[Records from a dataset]
— begin —

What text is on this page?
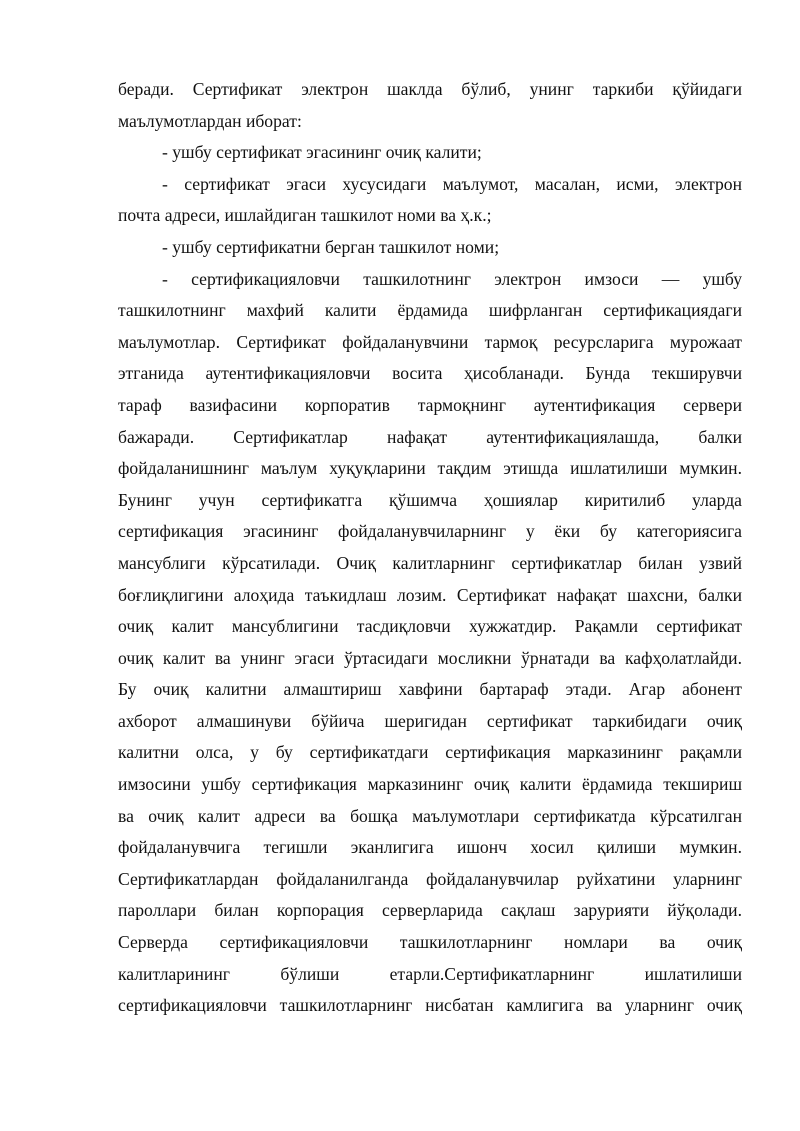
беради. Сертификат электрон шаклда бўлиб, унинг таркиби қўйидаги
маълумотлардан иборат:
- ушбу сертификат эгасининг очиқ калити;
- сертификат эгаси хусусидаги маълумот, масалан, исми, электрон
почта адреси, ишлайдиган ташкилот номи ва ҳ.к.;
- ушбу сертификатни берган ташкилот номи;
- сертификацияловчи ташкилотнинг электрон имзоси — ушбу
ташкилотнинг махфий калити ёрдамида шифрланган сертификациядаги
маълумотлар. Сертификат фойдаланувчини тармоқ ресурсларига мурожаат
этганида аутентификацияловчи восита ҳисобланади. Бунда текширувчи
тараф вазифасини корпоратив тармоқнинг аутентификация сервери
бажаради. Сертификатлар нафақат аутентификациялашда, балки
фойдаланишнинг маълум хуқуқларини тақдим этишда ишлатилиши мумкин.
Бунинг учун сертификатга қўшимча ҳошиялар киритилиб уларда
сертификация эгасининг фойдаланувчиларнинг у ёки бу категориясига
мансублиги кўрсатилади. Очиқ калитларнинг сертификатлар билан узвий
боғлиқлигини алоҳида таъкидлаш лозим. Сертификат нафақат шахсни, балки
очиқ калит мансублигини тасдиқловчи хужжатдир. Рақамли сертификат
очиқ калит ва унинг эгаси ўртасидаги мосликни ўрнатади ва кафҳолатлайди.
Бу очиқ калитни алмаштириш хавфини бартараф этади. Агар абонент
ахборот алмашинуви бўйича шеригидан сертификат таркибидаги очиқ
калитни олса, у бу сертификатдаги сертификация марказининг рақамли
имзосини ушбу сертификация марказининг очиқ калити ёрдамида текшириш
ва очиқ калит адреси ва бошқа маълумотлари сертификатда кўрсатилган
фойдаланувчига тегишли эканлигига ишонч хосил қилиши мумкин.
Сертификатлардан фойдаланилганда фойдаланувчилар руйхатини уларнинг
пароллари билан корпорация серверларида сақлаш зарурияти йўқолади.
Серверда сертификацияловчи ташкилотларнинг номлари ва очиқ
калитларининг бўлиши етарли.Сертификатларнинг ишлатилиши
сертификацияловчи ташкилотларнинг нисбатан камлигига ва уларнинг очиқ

— end —

> **WHAT THIS TASK INVOLVES**
Repeat all the data as it stands, dropping any images it holds.

> **EXERCISE SOLUTION**
What text is on this page?
беради. Сертификат электрон шаклда бўлиб, унинг таркиби қўйидаги
маълумотлардан иборат:
- ушбу сертификат эгасининг очиқ калити;
- сертификат эгаси хусусидаги маълумот, масалан, исми, электрон
почта адреси, ишлайдиган ташкилот номи ва ҳ.к.;
- ушбу сертификатни берган ташкилот номи;
- сертификацияловчи ташкилотнинг электрон имзоси — ушбу
ташкилотнинг махфий калити ёрдамида шифрланган сертификациядаги
маълумотлар. Сертификат фойдаланувчини тармоқ ресурсларига мурожаат
этганида аутентификацияловчи восита ҳисобланади. Бунда текширувчи
тараф вазифасини корпоратив тармоқнинг аутентификация сервери
бажаради. Сертификатлар нафақат аутентификациялашда, балки
фойдаланишнинг маълум хуқуқларини тақдим этишда ишлатилиши мумкин.
Бунинг учун сертификатга қўшимча ҳошиялар киритилиб уларда
сертификация эгасининг фойдаланувчиларнинг у ёки бу категориясига
мансублиги кўрсатилади. Очиқ калитларнинг сертификатлар билан узвий
боғлиқлигини алоҳида таъкидлаш лозим. Сертификат нафақат шахсни, балки
очиқ калит мансублигини тасдиқловчи хужжатдир. Рақамли сертификат
очиқ калит ва унинг эгаси ўртасидаги мосликни ўрнатади ва кафҳолатлайди.
Бу очиқ калитни алмаштириш хавфини бартараф этади. Агар абонент
ахборот алмашинуви бўйича шеригидан сертификат таркибидаги очиқ
калитни олса, у бу сертификатдаги сертификация марказининг рақамли
имзосини ушбу сертификация марказининг очиқ калити ёрдамида текшириш
ва очиқ калит адреси ва бошқа маълумотлари сертификатда кўрсатилган
фойдаланувчига тегишли эканлигига ишонч хосил қилиши мумкин.
Сертификатлардан фойдаланилганда фойдаланувчилар руйхатини уларнинг
пароллари билан корпорация серверларида сақлаш зарурияти йўқолади.
Серверда сертификацияловчи ташкилотларнинг номлари ва очиқ
калитларининг бўлиши етарли.Сертификатларнинг ишлатилиши
сертификацияловчи ташкилотларнинг нисбатан камлигига ва уларнинг очиқ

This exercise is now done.